• **TASK DIRECTIONS**:
Transcribe every line, keeping it exact.

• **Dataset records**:
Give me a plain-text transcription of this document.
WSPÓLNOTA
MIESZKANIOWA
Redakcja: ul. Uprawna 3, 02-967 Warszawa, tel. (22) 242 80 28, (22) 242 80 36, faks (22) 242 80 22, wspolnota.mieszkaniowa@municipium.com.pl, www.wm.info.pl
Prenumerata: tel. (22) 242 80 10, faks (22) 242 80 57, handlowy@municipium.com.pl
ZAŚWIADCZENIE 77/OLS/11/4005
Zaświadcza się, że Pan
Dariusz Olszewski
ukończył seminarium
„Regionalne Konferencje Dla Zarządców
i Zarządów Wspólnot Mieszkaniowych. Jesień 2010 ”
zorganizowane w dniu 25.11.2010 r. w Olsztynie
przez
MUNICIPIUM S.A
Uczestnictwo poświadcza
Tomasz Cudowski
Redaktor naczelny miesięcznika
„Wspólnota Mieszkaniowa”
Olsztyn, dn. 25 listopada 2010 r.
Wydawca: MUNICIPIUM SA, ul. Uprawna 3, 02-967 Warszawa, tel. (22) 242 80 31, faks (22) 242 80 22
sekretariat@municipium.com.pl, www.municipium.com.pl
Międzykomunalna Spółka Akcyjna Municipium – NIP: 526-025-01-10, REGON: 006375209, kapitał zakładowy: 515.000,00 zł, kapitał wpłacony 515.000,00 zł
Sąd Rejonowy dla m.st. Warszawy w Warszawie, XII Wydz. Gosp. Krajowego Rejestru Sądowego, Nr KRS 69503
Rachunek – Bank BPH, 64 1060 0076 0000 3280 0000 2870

• **TASK RESPONSE**:
Give me a plain-text transcription of this document.
WSPÓLNOTA
MIESZKANIOWA
Redakcja: ul. Uprawna 3, 02-967 Warszawa, tel. (22) 242 80 28, (22) 242 80 36, faks (22) 242 80 22, wspolnota.mieszkaniowa@municipium.com.pl, www.wm.info.pl
Prenumerata: tel. (22) 242 80 10, faks (22) 242 80 57, handlowy@municipium.com.pl
ZAŚWIADCZENIE 77/OLS/11/4005
Zaświadcza się, że Pan
Dariusz Olszewski
ukończył seminarium
„Regionalne Konferencje Dla Zarządców
i Zarządów Wspólnot Mieszkaniowych. Jesień 2010 ”
zorganizowane w dniu 25.11.2010 r. w Olsztynie
przez
MUNICIPIUM S.A
Uczestnictwo poświadcza
Tomasz Cudowski
Redaktor naczelny miesięcznika
„Wspólnota Mieszkaniowa”
Olsztyn, dn. 25 listopada 2010 r.
Wydawca: MUNICIPIUM SA, ul. Uprawna 3, 02-967 Warszawa, tel. (22) 242 80 31, faks (22) 242 80 22
sekretariat@municipium.com.pl, www.municipium.com.pl
Międzykomunalna Spółka Akcyjna Municipium – NIP: 526-025-01-10, REGON: 006375209, kapitał zakładowy: 515.000,00 zł, kapitał wpłacony 515.000,00 zł
Sąd Rejonowy dla m.st. Warszawy w Warszawie, XII Wydz. Gosp. Krajowego Rejestru Sądowego, Nr KRS 69503
Rachunek – Bank BPH, 64 1060 0076 0000 3280 0000 2870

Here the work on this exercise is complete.